DO THIS> Can you print the lines starting with the one that contains "reply-point-7: 7. **使用广告定位：**" and ending with the one that contains "chat-title[interactable]: 法老的运营圈子交流群 (154)", both included, with nothing changed?

MATERIAL>
###
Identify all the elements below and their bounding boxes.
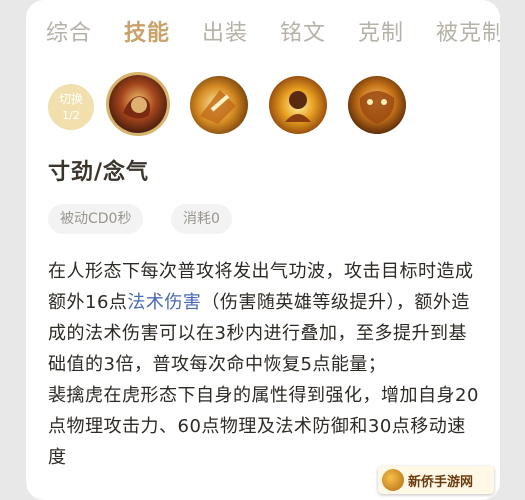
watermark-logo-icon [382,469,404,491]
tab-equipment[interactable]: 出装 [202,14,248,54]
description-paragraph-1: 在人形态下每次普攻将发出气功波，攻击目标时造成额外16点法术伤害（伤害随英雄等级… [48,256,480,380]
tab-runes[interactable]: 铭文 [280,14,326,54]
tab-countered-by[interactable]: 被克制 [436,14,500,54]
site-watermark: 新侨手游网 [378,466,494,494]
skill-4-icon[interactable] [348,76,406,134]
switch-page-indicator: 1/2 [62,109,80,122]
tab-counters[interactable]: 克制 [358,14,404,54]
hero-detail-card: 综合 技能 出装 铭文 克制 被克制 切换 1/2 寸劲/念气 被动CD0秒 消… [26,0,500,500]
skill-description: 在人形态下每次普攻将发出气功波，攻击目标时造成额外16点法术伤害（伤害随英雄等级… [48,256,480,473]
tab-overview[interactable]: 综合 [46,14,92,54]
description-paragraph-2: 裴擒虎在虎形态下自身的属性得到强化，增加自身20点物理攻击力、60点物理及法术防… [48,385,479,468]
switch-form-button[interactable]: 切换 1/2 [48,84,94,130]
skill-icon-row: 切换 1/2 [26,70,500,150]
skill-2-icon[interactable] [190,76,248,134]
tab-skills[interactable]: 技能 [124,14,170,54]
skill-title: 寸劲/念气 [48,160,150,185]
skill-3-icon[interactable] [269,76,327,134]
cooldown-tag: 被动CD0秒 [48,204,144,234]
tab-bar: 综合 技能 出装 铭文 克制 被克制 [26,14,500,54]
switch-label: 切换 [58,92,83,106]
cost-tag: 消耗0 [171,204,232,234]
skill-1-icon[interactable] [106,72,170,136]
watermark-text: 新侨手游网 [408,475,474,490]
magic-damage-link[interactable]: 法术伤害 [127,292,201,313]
###
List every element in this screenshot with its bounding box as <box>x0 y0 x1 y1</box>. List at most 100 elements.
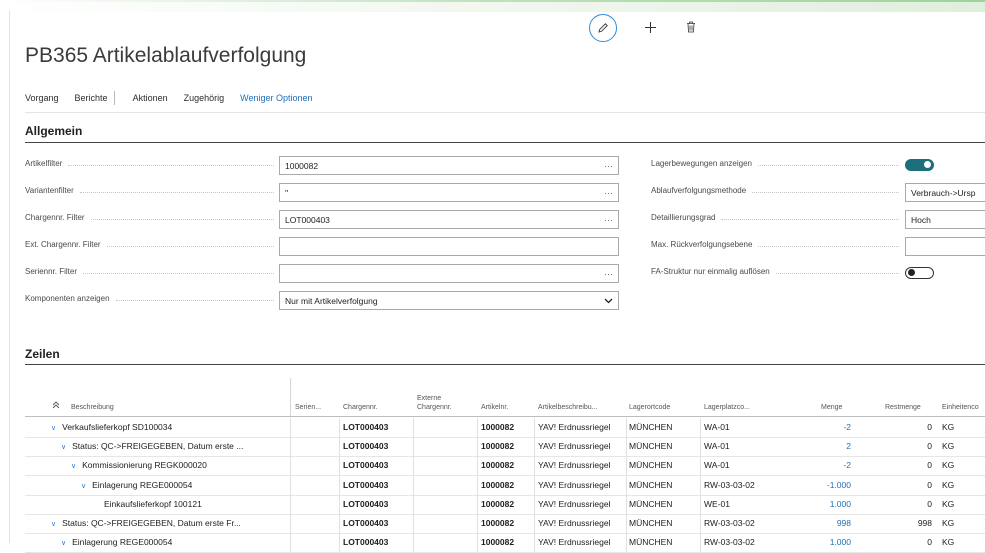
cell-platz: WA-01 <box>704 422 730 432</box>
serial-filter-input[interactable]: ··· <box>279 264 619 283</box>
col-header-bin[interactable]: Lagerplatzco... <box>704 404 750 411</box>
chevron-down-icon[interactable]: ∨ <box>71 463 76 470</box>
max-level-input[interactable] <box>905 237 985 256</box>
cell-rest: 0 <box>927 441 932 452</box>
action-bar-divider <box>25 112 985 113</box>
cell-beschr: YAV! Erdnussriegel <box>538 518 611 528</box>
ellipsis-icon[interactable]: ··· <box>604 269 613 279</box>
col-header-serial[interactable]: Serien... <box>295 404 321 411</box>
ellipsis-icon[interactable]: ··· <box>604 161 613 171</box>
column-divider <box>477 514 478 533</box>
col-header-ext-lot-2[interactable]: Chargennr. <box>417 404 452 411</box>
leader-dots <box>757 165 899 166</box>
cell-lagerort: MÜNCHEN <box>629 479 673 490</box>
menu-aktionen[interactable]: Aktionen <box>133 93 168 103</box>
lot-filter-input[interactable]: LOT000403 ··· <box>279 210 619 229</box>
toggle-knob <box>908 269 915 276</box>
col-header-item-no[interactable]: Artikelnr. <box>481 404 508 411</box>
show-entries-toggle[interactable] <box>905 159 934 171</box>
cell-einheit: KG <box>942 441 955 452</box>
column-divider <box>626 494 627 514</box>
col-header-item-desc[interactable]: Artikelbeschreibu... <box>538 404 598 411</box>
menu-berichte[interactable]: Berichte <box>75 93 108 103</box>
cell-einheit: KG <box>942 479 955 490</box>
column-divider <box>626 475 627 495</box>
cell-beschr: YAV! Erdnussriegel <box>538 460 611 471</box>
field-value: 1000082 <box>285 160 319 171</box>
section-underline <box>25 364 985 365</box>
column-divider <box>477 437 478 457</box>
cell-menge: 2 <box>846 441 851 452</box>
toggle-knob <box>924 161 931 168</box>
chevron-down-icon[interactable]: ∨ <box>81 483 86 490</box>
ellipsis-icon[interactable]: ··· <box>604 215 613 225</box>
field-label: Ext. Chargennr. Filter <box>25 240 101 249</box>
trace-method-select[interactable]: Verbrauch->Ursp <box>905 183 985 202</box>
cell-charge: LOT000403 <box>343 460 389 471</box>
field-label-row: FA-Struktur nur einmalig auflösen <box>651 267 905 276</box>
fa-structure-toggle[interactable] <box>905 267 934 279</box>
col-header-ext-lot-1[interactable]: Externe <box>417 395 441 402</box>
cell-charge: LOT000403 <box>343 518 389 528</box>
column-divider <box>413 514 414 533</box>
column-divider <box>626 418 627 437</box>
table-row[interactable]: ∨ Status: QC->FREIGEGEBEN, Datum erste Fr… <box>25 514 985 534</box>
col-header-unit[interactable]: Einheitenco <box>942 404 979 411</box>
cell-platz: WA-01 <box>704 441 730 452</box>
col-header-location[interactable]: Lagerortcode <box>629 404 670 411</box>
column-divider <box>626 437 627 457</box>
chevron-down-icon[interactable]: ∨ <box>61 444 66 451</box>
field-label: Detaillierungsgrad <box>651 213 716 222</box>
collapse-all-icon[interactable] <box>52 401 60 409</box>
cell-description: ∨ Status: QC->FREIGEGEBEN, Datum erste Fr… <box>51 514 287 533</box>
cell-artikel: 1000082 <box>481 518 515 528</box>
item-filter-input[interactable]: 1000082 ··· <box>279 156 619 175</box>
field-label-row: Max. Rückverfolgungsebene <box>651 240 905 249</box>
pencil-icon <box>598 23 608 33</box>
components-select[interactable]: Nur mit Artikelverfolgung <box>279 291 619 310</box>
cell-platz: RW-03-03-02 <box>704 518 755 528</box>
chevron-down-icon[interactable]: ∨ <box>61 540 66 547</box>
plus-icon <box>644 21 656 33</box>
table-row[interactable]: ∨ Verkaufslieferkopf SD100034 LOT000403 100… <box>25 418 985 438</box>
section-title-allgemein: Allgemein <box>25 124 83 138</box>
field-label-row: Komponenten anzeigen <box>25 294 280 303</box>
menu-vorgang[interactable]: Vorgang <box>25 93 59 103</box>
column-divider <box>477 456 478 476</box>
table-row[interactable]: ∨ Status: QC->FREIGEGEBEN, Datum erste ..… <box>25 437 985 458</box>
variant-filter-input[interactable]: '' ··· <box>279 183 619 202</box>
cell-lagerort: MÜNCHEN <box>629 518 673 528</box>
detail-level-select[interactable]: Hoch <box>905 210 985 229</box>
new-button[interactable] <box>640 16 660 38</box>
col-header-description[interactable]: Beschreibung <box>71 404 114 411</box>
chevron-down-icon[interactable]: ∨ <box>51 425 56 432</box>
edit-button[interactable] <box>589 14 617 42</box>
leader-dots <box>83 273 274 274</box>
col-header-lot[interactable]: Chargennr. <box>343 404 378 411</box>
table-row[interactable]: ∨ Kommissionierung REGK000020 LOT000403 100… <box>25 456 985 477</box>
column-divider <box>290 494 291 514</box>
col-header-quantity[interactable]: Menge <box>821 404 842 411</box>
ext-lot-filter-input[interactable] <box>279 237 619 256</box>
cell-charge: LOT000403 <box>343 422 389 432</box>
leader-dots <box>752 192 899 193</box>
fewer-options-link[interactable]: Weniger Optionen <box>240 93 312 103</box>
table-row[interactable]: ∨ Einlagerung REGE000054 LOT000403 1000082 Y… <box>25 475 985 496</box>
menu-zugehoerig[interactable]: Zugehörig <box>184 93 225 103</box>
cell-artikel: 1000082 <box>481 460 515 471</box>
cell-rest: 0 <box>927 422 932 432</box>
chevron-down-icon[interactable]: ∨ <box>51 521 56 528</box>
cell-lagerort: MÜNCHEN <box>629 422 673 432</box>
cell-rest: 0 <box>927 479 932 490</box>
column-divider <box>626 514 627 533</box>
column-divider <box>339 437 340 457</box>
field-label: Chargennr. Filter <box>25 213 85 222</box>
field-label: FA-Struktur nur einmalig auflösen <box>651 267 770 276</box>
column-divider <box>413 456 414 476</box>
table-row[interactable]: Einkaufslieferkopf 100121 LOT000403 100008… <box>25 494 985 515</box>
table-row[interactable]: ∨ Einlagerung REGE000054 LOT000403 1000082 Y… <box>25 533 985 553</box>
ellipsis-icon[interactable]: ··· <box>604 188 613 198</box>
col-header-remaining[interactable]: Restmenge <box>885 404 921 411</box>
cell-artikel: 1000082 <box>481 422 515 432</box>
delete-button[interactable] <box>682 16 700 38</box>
###
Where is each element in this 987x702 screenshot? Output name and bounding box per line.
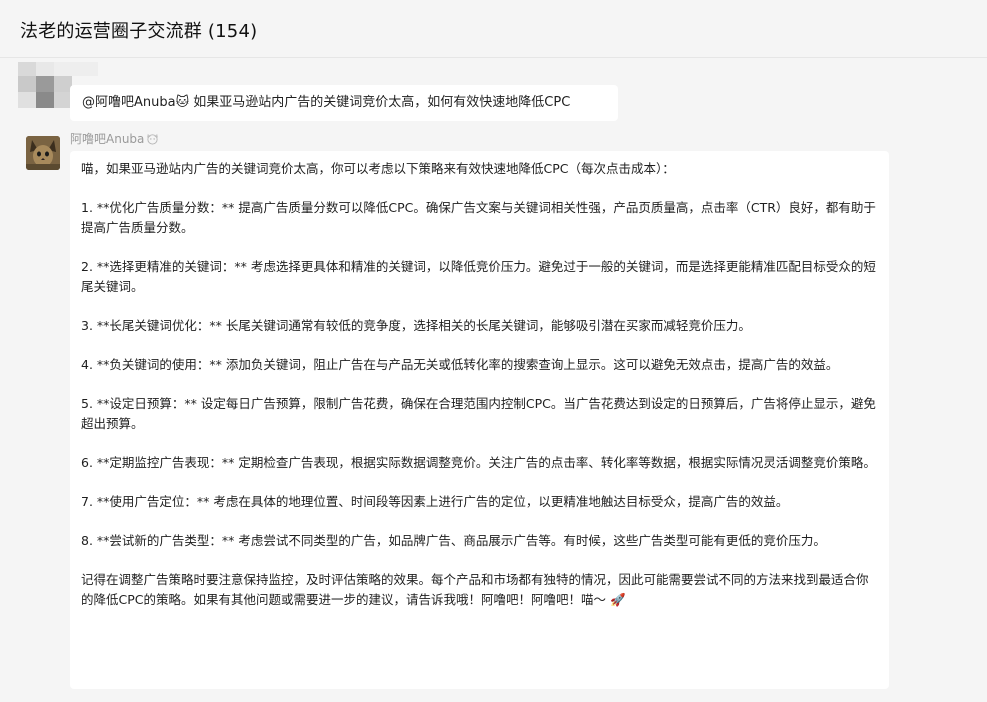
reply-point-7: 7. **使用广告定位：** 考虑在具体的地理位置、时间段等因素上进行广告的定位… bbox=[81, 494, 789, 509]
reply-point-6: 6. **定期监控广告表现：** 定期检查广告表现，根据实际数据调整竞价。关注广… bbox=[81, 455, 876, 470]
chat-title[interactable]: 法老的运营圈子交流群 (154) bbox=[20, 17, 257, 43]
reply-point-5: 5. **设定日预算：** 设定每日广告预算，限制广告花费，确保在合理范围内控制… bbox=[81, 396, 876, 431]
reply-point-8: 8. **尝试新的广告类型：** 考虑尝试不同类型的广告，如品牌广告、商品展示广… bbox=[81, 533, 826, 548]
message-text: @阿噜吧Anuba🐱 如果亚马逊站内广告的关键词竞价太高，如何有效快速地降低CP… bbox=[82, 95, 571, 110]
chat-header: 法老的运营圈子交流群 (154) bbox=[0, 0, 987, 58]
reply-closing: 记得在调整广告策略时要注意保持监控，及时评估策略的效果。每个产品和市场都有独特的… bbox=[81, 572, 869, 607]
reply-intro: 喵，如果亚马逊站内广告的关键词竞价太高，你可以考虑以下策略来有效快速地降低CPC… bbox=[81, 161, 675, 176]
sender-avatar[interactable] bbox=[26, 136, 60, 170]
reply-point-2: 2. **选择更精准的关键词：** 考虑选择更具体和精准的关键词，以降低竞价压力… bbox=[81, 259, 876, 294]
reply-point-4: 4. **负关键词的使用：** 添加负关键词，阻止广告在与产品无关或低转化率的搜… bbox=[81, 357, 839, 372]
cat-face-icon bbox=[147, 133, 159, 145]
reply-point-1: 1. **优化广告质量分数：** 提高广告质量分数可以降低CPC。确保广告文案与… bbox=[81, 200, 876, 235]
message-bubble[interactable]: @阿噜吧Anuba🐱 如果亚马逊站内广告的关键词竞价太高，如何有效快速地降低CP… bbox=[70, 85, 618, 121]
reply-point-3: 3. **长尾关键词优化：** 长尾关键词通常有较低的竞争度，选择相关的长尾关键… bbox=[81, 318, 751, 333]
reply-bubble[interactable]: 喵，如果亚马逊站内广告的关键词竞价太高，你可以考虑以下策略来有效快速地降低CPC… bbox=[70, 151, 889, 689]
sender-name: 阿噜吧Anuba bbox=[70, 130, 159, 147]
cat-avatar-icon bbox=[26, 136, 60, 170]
###
EXERCISE SOLUTION>
reply-point-7: 7. **使用广告定位：** 考虑在具体的地理位置、时间段等因素上进行广告的定位… bbox=[81, 494, 789, 509]
reply-point-6: 6. **定期监控广告表现：** 定期检查广告表现，根据实际数据调整竞价。关注广… bbox=[81, 455, 876, 470]
chat-title[interactable]: 法老的运营圈子交流群 (154) bbox=[20, 17, 257, 43]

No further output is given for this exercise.